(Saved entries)

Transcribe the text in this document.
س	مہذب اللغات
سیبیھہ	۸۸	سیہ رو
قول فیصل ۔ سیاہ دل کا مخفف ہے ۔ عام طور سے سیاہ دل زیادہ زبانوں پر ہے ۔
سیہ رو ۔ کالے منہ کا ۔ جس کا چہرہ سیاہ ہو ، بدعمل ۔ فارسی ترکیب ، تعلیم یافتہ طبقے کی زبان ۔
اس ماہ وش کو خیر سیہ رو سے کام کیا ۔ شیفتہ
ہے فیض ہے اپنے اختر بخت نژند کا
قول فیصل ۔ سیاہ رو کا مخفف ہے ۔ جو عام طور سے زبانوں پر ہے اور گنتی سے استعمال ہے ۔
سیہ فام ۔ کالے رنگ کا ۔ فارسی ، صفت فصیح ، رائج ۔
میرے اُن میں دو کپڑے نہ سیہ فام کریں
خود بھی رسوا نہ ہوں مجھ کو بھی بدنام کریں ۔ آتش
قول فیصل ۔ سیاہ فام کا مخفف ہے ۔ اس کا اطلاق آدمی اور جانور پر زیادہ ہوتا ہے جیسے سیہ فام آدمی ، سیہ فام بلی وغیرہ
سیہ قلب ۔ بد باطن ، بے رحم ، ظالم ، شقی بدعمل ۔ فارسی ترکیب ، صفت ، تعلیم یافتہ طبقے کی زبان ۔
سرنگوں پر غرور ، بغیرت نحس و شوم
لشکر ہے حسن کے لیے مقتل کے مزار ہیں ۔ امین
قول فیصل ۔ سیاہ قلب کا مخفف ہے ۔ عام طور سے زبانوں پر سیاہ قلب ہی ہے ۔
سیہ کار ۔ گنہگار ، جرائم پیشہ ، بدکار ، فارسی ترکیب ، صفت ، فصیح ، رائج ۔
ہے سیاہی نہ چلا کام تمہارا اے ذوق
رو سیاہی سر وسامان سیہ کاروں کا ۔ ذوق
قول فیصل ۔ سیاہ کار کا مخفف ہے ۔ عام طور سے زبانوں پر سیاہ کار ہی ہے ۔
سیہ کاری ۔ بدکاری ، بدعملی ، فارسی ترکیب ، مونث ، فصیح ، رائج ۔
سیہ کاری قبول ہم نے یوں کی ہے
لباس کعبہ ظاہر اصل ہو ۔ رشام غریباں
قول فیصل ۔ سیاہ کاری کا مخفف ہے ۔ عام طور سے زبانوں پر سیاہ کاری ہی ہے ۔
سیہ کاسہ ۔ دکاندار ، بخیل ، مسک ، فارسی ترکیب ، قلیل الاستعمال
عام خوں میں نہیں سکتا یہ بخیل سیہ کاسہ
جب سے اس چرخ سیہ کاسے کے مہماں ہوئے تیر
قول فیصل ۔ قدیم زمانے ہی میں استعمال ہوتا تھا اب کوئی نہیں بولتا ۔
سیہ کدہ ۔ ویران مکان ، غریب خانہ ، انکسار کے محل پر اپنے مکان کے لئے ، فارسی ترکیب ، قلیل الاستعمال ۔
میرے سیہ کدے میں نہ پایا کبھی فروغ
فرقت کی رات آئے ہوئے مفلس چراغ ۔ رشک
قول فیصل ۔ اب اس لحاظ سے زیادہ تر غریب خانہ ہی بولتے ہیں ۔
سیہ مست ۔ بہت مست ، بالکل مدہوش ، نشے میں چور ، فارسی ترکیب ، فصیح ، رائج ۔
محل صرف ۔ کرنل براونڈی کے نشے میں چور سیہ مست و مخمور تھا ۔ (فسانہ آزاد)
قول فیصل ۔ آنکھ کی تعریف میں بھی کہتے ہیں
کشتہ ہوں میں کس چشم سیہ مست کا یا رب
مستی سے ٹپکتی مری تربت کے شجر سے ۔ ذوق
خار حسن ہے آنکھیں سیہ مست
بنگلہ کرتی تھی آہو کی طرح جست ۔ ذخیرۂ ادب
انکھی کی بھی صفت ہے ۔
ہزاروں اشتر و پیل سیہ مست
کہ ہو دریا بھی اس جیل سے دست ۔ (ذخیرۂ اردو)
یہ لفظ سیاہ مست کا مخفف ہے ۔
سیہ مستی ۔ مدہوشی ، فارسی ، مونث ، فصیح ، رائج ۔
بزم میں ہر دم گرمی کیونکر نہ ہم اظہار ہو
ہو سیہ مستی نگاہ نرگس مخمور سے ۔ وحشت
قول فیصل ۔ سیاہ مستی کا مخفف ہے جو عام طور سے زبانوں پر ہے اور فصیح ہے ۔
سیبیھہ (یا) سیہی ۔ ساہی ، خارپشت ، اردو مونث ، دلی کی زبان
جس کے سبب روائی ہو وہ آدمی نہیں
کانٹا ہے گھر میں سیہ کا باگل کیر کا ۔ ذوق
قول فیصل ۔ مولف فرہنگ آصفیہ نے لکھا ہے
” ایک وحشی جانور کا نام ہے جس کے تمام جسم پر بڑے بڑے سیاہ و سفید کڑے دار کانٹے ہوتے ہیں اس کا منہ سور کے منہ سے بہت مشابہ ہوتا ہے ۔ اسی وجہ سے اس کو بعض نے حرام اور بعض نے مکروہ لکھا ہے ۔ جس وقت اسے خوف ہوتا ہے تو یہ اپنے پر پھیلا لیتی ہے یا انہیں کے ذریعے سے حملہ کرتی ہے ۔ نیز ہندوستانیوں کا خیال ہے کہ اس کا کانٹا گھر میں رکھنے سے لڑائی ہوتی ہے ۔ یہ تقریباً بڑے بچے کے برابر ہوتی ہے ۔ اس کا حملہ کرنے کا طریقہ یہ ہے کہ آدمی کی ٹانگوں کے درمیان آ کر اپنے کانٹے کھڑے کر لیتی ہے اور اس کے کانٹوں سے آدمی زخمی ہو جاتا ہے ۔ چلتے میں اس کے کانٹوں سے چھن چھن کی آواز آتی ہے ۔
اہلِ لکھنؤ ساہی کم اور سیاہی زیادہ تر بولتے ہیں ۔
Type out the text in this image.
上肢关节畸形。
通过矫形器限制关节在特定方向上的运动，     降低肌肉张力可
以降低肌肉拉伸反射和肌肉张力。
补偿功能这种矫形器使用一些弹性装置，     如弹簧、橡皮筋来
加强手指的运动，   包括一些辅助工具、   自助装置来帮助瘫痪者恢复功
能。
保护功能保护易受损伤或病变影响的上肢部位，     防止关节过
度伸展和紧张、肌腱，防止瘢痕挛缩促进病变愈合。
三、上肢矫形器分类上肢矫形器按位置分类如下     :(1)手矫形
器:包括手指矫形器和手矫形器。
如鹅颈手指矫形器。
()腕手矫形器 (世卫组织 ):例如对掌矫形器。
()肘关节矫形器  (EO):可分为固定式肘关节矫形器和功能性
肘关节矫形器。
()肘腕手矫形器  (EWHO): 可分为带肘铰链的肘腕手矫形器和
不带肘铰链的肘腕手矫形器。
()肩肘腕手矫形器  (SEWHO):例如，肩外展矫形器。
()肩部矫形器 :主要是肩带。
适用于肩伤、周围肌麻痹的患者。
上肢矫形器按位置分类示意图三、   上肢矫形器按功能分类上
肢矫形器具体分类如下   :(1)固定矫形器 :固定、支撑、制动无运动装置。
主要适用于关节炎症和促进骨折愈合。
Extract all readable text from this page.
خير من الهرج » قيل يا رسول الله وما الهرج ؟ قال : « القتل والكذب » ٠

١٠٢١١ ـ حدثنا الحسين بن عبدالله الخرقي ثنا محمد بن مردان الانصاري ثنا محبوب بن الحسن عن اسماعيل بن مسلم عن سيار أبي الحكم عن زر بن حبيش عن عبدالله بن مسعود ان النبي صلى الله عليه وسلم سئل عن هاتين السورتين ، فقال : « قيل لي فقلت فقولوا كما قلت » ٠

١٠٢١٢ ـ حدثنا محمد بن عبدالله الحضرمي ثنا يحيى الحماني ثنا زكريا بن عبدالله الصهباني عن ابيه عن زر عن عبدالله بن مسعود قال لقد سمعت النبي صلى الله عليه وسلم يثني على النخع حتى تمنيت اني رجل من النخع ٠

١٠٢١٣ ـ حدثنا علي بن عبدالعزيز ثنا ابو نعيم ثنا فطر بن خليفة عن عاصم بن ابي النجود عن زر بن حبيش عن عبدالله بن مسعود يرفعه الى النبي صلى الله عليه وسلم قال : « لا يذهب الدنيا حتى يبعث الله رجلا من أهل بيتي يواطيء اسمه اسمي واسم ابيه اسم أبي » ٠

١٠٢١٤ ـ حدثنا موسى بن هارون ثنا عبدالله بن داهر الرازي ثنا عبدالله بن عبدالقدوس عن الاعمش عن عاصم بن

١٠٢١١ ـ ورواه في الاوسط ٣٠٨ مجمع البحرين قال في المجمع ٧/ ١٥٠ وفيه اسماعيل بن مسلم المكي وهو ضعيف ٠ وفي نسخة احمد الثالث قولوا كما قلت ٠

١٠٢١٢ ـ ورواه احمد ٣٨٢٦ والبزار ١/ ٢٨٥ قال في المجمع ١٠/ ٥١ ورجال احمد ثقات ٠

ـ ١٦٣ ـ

> Brief: Among the lines of the material above, how many include the string "تعلیم"? Report only that number.

> Response below: 2